Aim: Output every line of the data exactly as it appears.

Data records

◇ ◇ ◇ ◇ ◇

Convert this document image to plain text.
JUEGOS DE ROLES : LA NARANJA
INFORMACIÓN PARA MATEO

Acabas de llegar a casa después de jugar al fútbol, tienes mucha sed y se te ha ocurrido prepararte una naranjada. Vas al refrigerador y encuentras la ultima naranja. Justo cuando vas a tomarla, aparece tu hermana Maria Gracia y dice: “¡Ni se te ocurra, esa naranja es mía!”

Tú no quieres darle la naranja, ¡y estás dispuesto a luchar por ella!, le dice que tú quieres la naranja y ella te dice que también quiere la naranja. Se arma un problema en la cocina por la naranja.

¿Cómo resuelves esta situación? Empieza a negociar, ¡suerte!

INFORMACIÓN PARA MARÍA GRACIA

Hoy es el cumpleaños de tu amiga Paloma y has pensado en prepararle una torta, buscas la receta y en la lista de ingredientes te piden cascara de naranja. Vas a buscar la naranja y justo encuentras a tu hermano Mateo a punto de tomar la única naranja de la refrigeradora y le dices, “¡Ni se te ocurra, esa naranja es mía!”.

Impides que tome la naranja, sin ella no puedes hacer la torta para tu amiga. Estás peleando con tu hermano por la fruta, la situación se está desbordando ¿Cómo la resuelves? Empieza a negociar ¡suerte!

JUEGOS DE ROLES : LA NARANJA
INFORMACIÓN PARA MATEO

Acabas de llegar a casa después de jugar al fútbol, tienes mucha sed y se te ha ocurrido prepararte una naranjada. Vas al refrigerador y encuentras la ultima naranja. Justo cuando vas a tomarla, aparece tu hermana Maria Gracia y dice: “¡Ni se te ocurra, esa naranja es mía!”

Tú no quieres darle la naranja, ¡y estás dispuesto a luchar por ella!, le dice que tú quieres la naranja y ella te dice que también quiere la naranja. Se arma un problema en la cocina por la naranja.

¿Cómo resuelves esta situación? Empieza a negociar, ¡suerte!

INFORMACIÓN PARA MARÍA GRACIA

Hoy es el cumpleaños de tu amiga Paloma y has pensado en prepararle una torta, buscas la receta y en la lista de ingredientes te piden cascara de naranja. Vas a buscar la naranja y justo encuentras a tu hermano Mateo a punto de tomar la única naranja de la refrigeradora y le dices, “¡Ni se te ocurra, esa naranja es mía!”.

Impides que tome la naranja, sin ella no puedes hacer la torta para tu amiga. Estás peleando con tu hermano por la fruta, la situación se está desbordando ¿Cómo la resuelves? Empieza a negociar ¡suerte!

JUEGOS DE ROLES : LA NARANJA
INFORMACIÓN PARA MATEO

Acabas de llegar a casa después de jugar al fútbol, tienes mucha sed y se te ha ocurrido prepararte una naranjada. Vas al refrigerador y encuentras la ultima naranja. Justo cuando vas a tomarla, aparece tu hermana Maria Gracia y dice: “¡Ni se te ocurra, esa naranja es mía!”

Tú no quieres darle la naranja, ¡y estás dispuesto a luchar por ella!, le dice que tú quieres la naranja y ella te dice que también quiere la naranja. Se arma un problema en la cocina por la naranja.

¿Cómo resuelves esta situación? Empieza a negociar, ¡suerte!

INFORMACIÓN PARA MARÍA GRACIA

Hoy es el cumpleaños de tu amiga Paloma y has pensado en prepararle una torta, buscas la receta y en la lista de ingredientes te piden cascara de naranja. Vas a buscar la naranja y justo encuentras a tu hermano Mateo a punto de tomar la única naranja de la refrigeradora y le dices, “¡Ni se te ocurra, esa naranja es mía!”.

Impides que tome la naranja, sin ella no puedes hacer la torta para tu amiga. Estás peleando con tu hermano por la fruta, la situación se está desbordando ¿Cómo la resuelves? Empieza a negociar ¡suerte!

◇ ◇ ◇ ◇ ◇

In response:
Convert this document image to plain text.
JUEGOS DE ROLES : LA NARANJA
INFORMACIÓN PARA MATEO

Acabas de llegar a casa después de jugar al fútbol, tienes mucha sed y se te ha ocurrido prepararte una naranjada. Vas al refrigerador y encuentras la ultima naranja. Justo cuando vas a tomarla, aparece tu hermana Maria Gracia y dice: “¡Ni se te ocurra, esa naranja es mía!”

Tú no quieres darle la naranja, ¡y estás dispuesto a luchar por ella!, le dice que tú quieres la naranja y ella te dice que también quiere la naranja. Se arma un problema en la cocina por la naranja.

¿Cómo resuelves esta situación? Empieza a negociar, ¡suerte!

INFORMACIÓN PARA MARÍA GRACIA

Hoy es el cumpleaños de tu amiga Paloma y has pensado en prepararle una torta, buscas la receta y en la lista de ingredientes te piden cascara de naranja. Vas a buscar la naranja y justo encuentras a tu hermano Mateo a punto de tomar la única naranja de la refrigeradora y le dices, “¡Ni se te ocurra, esa naranja es mía!”.

Impides que tome la naranja, sin ella no puedes hacer la torta para tu amiga. Estás peleando con tu hermano por la fruta, la situación se está desbordando ¿Cómo la resuelves? Empieza a negociar ¡suerte!

JUEGOS DE ROLES : LA NARANJA
INFORMACIÓN PARA MATEO

Acabas de llegar a casa después de jugar al fútbol, tienes mucha sed y se te ha ocurrido prepararte una naranjada. Vas al refrigerador y encuentras la ultima naranja. Justo cuando vas a tomarla, aparece tu hermana Maria Gracia y dice: “¡Ni se te ocurra, esa naranja es mía!”

Tú no quieres darle la naranja, ¡y estás dispuesto a luchar por ella!, le dice que tú quieres la naranja y ella te dice que también quiere la naranja. Se arma un problema en la cocina por la naranja.

¿Cómo resuelves esta situación? Empieza a negociar, ¡suerte!

INFORMACIÓN PARA MARÍA GRACIA

Hoy es el cumpleaños de tu amiga Paloma y has pensado en prepararle una torta, buscas la receta y en la lista de ingredientes te piden cascara de naranja. Vas a buscar la naranja y justo encuentras a tu hermano Mateo a punto de tomar la única naranja de la refrigeradora y le dices, “¡Ni se te ocurra, esa naranja es mía!”.

Impides que tome la naranja, sin ella no puedes hacer la torta para tu amiga. Estás peleando con tu hermano por la fruta, la situación se está desbordando ¿Cómo la resuelves? Empieza a negociar ¡suerte!

JUEGOS DE ROLES : LA NARANJA
INFORMACIÓN PARA MATEO

Acabas de llegar a casa después de jugar al fútbol, tienes mucha sed y se te ha ocurrido prepararte una naranjada. Vas al refrigerador y encuentras la ultima naranja. Justo cuando vas a tomarla, aparece tu hermana Maria Gracia y dice: “¡Ni se te ocurra, esa naranja es mía!”

Tú no quieres darle la naranja, ¡y estás dispuesto a luchar por ella!, le dice que tú quieres la naranja y ella te dice que también quiere la naranja. Se arma un problema en la cocina por la naranja.

¿Cómo resuelves esta situación? Empieza a negociar, ¡suerte!

INFORMACIÓN PARA MARÍA GRACIA

Hoy es el cumpleaños de tu amiga Paloma y has pensado en prepararle una torta, buscas la receta y en la lista de ingredientes te piden cascara de naranja. Vas a buscar la naranja y justo encuentras a tu hermano Mateo a punto de tomar la única naranja de la refrigeradora y le dices, “¡Ni se te ocurra, esa naranja es mía!”.

Impides que tome la naranja, sin ella no puedes hacer la torta para tu amiga. Estás peleando con tu hermano por la fruta, la situación se está desbordando ¿Cómo la resuelves? Empieza a negociar ¡suerte!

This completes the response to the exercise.